SET PROBLEM: Show all lines that include the string "Eliminates"; copy each one.

DATA SUPPLIED:
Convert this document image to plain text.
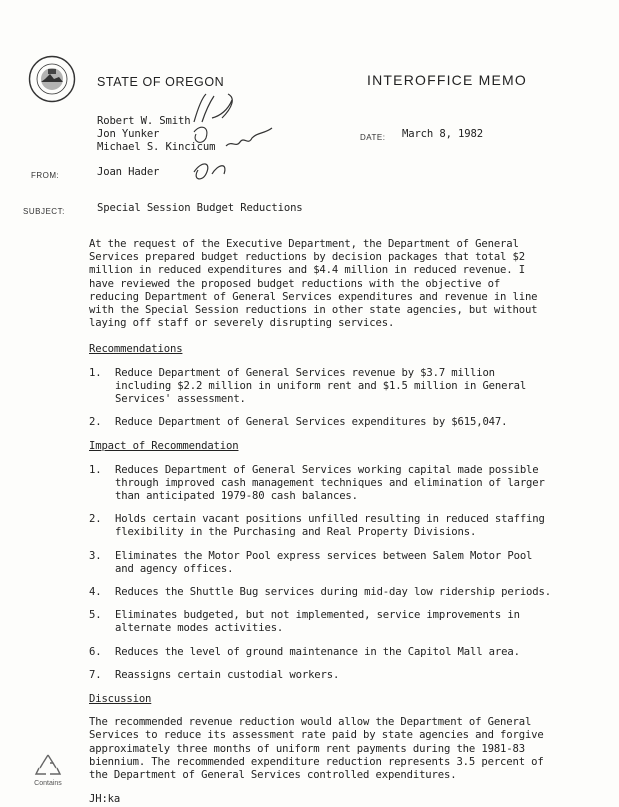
STATE OF OREGON	INTEROFFICE MEMO
Robert W. Smith
Jon Yunker
Michael S. Kincicum
DATE: March 8, 1982
FROM:	Joan Hader
SUBJECT:	Special Session Budget Reductions
At the request of the Executive Department, the Department of General Services prepared budget reductions by decision packages that total $2 million in reduced expenditures and $4.4 million in reduced revenue. I have reviewed the proposed budget reductions with the objective of reducing Department of General Services expenditures and revenue in line with the Special Session reductions in other state agencies, but without laying off staff or severely disrupting services.
Recommendations
1.	Reduce Department of General Services revenue by $3.7 million including $2.2 million in uniform rent and $1.5 million in General Services' assessment.
2.	Reduce Department of General Services expenditures by $615,047.
Impact of Recommendation
1.	Reduces Department of General Services working capital made possible through improved cash management techniques and elimination of larger than anticipated 1979-80 cash balances.
2.	Holds certain vacant positions unfilled resulting in reduced staffing flexibility in the Purchasing and Real Property Divisions.
3.	Eliminates the Motor Pool express services between Salem Motor Pool and agency offices.
4.	Reduces the Shuttle Bug services during mid-day low ridership periods.
5.	Eliminates budgeted, but not implemented, service improvements in alternate modes activities.
6.	Reduces the level of ground maintenance in the Capitol Mall area.
7.	Reassigns certain custodial workers.
Discussion
The recommended revenue reduction would allow the Department of General Services to reduce its assessment rate paid by state agencies and forgive approximately three months of uniform rent payments during the 1981-83 biennium. The recommended expenditure reduction represents 3.5 percent of the Department of General Services controlled expenditures.
JH:ka
Contains
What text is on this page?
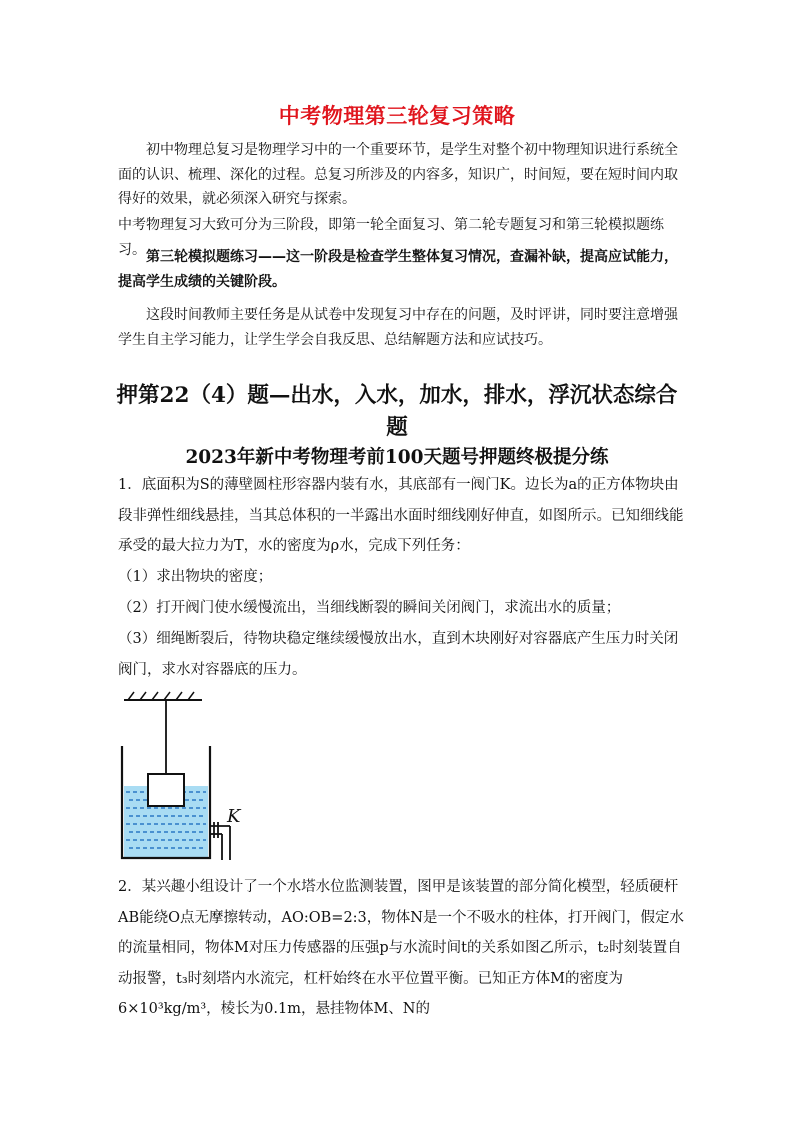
中考物理第三轮复习策略
初中物理总复习是物理学习中的一个重要环节，是学生对整个初中物理知识进行系统全面的认识、梳理、深化的过程。总复习所涉及的内容多，知识广，时间短，要在短时间内取得好的效果，就必须深入研究与探索。
中考物理复习大致可分为三阶段，即第一轮全面复习、第二轮专题复习和第三轮模拟题练习。 第三轮模拟题练习——这一阶段是检查学生整体复习情况，查漏补缺，提高应试能力，提高学生成绩的关键阶段。
这段时间教师主要任务是从试卷中发现复习中存在的问题，及时评讲，同时要注意增强学生自主学习能力，让学生学会自我反思、总结解题方法和应试技巧。
押第22（4）题—出水，入水，加水，排水，浮沉状态综合题
2023年新中考物理考前100天题号押题终极提分练
1．底面积为S的薄壁圆柱形容器内装有水，其底部有一阀门K。边长为a的正方体物块由段非弹性细线悬挂，当其总体积的一半露出水面时细线刚好伸直，如图所示。已知细线能承受的最大拉力为T，水的密度为ρ水，完成下列任务：
（1）求出物块的密度；
（2）打开阀门使水缓慢流出，当细线断裂的瞬间关闭阀门，求流出水的质量；
（3）细绳断裂后，待物块稳定继续缓慢放出水，直到木块刚好对容器底产生压力时关闭阀门，求水对容器底的压力。
K
2．某兴趣小组设计了一个水塔水位监测装置，图甲是该装置的部分简化模型，轻质硬杆AB能绕O点无摩擦转动，AO:OB=2:3，物体N是一个不吸水的柱体，打开阀门，假定水的流量相同，物体M对压力传感器的压强p与水流时间t的关系如图乙所示，t₂时刻装置自动报警，t₃时刻塔内水流完，杠杆始终在水平位置平衡。已知正方体M的密度为6×10³kg/m³，棱长为0.1m，悬挂物体M、N的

REPLY TO THE EXERCISE:
3.	Eliminates the Motor Pool express services between Salem Motor Pool and agency offices.
5.	Eliminates budgeted, but not implemented, service improvements in alternate modes activities.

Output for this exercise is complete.